# Short exercise
Look through the data below. Show each line where the string "fraction" occurs.

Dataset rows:
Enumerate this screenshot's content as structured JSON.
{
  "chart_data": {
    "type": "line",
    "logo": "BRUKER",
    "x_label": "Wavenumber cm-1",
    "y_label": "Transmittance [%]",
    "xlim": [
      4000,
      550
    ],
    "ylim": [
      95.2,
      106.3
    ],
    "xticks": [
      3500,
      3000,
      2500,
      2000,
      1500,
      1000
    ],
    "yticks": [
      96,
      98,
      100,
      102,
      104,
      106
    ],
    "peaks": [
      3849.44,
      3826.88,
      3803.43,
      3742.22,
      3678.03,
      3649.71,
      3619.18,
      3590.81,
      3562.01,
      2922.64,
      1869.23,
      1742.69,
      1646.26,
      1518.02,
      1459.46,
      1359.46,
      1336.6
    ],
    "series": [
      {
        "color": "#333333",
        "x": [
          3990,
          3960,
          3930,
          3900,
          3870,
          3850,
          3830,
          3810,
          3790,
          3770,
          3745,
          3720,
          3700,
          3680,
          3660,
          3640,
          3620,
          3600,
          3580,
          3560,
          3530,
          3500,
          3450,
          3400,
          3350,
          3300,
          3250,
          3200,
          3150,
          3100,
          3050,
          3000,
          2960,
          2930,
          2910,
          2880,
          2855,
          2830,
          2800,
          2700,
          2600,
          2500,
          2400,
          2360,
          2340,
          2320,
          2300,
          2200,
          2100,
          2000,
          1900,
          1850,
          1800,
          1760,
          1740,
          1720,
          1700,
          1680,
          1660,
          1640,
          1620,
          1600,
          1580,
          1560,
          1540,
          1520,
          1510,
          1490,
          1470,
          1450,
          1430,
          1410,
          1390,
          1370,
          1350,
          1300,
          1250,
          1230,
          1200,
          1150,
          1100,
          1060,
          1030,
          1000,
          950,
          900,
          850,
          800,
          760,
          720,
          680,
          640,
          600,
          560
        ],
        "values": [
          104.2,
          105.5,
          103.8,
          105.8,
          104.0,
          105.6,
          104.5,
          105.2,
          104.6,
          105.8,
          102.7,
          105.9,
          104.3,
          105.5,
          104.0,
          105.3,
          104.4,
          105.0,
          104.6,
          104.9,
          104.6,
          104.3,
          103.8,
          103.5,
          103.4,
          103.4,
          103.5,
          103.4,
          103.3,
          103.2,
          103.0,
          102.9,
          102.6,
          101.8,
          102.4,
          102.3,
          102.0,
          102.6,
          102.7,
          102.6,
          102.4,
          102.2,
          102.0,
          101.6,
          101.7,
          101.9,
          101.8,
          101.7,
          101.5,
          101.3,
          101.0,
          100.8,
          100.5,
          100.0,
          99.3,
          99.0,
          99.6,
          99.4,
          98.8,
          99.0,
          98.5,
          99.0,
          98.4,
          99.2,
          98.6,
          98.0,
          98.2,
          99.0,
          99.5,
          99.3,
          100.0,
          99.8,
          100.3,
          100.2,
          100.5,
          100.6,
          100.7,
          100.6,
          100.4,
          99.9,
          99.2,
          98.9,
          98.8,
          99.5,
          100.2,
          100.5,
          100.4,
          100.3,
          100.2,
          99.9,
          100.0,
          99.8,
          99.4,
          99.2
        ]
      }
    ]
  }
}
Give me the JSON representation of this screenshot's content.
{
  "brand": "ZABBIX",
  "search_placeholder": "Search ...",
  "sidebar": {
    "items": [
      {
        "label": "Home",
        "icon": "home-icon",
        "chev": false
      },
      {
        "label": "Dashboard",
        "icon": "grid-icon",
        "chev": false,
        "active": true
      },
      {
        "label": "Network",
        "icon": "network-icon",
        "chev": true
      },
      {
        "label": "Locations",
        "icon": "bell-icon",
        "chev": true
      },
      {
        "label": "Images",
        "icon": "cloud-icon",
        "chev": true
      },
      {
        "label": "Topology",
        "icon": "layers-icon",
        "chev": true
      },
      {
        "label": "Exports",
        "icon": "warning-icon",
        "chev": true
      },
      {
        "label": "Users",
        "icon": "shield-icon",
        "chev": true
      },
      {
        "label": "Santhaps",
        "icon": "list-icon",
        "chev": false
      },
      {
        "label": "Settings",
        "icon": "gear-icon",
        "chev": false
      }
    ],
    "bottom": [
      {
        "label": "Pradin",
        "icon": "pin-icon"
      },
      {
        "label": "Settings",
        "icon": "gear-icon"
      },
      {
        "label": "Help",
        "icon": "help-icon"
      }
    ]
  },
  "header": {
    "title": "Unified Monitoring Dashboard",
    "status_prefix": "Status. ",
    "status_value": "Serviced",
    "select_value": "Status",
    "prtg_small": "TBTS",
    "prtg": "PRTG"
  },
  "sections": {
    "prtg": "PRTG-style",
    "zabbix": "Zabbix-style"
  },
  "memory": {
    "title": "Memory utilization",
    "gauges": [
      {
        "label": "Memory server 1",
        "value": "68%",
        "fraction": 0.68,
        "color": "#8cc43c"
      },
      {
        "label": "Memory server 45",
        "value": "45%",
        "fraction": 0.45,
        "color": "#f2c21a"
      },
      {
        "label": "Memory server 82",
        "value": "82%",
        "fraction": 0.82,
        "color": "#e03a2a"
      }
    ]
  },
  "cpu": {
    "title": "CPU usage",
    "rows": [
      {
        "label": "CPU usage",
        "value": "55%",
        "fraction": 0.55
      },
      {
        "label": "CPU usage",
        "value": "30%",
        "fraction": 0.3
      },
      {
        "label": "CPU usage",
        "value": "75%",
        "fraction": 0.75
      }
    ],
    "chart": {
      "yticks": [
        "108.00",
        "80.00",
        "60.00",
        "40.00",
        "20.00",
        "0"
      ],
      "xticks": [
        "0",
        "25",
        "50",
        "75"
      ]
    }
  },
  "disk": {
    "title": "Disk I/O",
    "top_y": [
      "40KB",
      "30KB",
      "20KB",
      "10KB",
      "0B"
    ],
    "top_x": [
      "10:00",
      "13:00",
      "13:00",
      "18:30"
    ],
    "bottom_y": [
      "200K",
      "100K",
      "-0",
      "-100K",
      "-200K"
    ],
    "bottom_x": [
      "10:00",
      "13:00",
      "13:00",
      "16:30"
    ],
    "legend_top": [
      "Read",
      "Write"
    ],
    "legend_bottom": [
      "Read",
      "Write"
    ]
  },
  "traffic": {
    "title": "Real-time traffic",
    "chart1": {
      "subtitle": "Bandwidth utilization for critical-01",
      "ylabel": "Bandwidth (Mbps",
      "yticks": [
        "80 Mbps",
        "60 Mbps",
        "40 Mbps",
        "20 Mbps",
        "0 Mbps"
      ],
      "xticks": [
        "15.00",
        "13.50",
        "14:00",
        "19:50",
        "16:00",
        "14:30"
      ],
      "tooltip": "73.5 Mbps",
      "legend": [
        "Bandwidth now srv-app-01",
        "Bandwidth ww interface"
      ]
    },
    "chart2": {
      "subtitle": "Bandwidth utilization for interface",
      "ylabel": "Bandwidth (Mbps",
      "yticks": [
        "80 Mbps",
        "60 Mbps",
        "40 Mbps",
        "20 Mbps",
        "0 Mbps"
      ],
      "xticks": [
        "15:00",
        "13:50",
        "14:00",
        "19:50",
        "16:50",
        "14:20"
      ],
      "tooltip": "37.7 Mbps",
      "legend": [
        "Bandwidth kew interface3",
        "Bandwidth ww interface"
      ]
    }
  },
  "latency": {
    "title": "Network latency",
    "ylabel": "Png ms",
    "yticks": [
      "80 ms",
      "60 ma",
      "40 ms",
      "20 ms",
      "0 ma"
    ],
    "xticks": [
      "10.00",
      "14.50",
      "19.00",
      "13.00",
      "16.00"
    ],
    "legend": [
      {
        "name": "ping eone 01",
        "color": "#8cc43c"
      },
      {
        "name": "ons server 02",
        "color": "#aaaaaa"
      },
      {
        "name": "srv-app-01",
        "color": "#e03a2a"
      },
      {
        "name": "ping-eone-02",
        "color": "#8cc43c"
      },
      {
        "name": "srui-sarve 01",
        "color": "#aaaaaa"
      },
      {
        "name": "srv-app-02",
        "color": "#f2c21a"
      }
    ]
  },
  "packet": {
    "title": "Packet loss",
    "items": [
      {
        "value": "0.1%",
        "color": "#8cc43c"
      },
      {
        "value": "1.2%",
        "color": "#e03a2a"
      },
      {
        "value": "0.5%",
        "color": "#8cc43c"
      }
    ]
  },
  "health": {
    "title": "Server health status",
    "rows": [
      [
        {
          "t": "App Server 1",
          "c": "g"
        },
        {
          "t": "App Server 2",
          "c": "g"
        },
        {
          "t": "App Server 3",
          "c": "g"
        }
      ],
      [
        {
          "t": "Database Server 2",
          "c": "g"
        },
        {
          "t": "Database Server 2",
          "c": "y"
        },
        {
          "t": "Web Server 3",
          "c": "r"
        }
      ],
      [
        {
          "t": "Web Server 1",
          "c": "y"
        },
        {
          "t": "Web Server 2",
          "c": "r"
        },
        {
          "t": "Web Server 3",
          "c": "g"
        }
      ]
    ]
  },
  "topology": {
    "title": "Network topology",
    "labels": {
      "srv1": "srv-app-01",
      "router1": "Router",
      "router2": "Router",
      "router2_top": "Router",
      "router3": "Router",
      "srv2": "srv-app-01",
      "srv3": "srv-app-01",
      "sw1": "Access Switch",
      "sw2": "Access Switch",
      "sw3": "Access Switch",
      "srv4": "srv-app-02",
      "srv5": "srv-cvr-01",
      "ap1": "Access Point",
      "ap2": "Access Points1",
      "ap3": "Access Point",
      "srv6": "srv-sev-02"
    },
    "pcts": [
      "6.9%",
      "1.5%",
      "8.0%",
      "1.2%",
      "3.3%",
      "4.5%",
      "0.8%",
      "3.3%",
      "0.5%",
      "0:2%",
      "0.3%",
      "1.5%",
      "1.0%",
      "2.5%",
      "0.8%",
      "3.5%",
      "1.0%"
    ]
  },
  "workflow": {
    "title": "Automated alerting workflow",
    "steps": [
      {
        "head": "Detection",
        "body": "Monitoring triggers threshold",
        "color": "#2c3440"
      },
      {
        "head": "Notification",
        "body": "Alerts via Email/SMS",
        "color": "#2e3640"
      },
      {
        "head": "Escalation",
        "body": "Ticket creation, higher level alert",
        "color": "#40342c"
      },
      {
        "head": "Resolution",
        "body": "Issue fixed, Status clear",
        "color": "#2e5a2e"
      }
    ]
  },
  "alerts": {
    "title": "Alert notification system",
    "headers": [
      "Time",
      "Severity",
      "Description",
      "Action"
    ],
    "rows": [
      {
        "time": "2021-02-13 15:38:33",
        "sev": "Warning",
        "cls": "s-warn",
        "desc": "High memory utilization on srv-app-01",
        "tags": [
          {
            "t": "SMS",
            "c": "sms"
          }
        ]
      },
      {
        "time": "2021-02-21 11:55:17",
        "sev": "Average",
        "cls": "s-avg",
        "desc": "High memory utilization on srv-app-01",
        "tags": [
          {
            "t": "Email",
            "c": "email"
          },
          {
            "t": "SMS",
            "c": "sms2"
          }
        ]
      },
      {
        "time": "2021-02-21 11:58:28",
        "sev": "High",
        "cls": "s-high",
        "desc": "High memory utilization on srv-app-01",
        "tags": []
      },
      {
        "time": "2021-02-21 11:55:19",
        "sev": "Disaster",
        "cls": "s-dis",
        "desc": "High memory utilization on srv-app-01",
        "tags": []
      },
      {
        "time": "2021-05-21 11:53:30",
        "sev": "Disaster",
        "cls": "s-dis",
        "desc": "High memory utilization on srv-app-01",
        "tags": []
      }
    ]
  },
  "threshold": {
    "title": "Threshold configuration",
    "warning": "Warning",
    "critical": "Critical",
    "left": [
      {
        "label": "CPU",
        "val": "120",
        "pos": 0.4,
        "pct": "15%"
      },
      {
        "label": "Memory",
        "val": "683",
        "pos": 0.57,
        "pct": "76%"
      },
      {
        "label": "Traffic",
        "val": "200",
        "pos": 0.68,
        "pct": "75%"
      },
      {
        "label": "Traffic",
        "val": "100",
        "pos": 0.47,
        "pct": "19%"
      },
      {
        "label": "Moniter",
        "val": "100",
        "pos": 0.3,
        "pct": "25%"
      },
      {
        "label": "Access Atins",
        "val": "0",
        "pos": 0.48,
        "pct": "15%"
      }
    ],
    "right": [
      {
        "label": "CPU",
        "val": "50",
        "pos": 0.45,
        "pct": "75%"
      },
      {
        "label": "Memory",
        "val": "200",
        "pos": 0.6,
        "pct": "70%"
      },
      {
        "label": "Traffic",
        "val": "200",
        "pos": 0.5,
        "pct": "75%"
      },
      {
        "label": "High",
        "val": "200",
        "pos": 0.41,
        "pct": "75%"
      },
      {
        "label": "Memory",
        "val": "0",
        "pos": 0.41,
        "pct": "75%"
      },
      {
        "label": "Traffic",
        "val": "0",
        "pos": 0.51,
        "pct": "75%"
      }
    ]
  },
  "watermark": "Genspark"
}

# Exercise answer
        "fraction": 0.68,
        "fraction": 0.45,
        "fraction": 0.82,
        "fraction": 0.55
        "fraction": 0.3
        "fraction": 0.75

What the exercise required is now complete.